_REQUIRED ACTION 1:_ Using the news excerpt about Intel and ARM chips, decide whether each statement agrees with it: (a) HP and Dell are considering ARM-based processors for some devices; (b) Apple already uses ARM chips in its MacBook Air; (c) Nathan Brookwood works for TechKnowledge Strategies. Answer yes or no for each, quoting the words of the excerpt that decide it.
_REQUIRED ACTION 2:_ Name every person mentioned in the news excerpt about Intel and ARM chips.
_REQUIRED ACTION 3:_ Write the next part of the news article about Intel and ARM chips, beginning after its final sentence.

A number of Intel's biggest customers and partners are reportedly "exploring" the use of RISC-based ARM chips that could ultimately find their way into future PCs and servers.
According to the MercuryNews, both HP and Dell are considering using processors in some devices based on ARM's energy-efficient design. In addition, a number of analysts believe Apple - which already uses ARM chips in its iPhone, iPad and iPod - may eventually adopt the same architecture for its MacBook Air and Pro lineups.
"It's starting to get interesting," Mike Feibus of TechKnowledge Strategies told Mercury News.
"Everything that we sort of knew and took for granted is being thrown out the window."
Nathan Brookwood of the market consulting firm Insight 64 expressed similar sentiments.
"Of course they [Intel] are worried about [ARM]... Former CEO Andy Grove's legendary paranoia about competition is still very much alive."

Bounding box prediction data

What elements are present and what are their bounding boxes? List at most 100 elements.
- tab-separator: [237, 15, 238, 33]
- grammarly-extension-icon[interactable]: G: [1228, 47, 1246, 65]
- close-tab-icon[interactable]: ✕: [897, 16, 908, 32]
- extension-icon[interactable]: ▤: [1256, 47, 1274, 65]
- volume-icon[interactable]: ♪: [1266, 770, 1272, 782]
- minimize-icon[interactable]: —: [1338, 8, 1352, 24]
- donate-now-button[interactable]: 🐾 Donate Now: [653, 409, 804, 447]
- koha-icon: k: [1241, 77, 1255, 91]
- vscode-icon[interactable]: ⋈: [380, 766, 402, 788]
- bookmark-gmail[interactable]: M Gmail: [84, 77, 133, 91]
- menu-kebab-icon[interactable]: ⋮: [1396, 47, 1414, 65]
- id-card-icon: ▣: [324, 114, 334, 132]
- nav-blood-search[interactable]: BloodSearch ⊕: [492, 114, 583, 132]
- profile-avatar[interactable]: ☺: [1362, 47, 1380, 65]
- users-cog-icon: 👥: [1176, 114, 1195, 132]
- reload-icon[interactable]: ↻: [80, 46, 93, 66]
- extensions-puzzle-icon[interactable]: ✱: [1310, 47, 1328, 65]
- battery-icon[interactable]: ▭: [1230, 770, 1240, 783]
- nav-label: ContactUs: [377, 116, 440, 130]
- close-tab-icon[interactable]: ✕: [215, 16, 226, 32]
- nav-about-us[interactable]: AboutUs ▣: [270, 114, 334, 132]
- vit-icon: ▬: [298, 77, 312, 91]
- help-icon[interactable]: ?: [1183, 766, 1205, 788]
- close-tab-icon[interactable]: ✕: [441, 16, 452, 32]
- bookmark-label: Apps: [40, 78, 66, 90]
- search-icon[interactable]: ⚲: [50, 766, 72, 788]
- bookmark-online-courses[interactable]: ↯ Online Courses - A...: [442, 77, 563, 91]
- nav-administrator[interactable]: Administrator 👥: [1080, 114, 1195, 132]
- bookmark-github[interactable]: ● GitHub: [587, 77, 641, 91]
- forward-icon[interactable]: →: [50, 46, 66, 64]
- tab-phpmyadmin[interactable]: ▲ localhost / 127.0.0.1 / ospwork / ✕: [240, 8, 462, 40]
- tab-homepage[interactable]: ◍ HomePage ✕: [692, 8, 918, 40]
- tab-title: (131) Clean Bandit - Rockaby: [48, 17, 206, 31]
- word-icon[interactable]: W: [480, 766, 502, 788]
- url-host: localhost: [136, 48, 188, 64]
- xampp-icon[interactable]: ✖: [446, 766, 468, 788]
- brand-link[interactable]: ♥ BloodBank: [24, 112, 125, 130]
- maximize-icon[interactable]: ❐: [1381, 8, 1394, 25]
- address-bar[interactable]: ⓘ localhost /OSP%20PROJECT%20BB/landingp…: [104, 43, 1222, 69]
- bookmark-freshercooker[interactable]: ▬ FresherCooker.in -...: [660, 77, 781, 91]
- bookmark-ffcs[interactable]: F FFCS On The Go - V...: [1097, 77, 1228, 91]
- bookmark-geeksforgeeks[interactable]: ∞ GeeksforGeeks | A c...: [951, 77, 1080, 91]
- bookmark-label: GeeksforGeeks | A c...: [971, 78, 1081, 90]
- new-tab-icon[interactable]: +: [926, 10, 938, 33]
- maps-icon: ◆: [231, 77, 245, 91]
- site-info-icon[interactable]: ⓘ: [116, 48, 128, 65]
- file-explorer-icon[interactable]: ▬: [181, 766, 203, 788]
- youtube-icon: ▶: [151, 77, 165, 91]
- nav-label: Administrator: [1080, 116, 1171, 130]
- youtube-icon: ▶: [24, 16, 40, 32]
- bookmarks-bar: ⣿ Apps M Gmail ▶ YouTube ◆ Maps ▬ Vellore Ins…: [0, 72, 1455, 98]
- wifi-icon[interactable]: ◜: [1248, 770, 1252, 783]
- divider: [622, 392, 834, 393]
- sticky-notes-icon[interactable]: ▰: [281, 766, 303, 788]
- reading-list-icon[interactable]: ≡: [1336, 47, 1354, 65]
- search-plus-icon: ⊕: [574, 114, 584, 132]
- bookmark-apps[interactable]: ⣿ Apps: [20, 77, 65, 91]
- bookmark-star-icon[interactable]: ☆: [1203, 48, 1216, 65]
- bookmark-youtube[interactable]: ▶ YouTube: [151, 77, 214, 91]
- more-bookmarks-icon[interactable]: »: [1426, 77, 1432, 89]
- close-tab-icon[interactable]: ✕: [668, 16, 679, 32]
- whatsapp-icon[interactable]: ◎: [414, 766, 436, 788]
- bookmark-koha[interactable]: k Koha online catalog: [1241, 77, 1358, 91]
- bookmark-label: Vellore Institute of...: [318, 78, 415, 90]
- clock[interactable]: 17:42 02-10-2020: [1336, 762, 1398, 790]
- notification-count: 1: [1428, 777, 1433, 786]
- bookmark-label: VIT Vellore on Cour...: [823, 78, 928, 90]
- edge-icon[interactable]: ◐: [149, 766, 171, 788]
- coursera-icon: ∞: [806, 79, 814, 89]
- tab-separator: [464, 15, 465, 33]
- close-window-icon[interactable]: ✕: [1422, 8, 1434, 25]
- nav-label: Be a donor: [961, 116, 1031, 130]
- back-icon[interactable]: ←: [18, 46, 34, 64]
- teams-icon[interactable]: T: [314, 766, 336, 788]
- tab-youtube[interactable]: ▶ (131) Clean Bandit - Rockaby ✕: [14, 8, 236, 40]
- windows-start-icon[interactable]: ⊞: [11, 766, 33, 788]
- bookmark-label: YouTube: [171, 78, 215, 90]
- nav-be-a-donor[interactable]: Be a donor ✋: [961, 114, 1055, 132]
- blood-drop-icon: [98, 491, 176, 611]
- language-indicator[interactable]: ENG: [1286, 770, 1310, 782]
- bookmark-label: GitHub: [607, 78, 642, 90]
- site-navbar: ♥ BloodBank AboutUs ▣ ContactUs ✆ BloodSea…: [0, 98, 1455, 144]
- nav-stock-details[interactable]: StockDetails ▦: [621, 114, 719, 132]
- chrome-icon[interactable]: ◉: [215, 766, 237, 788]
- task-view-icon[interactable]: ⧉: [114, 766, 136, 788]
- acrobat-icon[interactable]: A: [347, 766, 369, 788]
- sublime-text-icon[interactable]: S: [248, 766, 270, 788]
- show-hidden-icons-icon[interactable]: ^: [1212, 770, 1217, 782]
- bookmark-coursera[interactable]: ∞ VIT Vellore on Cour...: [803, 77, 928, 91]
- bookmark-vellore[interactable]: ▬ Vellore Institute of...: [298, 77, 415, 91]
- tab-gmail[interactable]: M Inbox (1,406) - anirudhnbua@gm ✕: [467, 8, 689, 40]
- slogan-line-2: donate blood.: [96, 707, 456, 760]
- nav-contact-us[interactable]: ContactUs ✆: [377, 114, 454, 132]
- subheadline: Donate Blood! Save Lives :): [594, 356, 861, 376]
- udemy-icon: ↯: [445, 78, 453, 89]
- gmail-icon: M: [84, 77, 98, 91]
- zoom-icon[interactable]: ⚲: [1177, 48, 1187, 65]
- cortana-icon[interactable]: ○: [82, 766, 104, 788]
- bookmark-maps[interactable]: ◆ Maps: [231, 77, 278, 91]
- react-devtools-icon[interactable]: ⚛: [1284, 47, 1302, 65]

_EXERCISE ANSWER 1:_
(a) Yes: "both HP and Dell are considering using processors in some devices based on ARM's energy-efficient design."
(b) No: "may eventually adopt the same architecture for its MacBook Air and Pro lineups."
(c) No: "Nathan Brookwood of the market consulting firm Insight 64."

_EXERCISE ANSWER 2:_ Mike Feibus, Nathan Brookwood, Andy Grove

_EXERCISE ANSWER 3:_
However, Intel spokesperson Jon Carvill insisted Santa Clara wasn't overly concerned about ARM's incursion into the x86 dominated PC and server market.
"Our view when working with our customers is to build the most compelling products with the best hardware and software, rather than worry about what our competitors may or may not bring to market," he explained.
Meanwhile, Mercury Research analyst Dean McCarron said he suspected the current explorations of ARM into various lucrative markets - aside from smartphones and tablets - are just the beginning.
"What we're looking at right now are toe-in-the-water kinds of experiments... But for Intel, the stage is being set for some potential market-share erosion."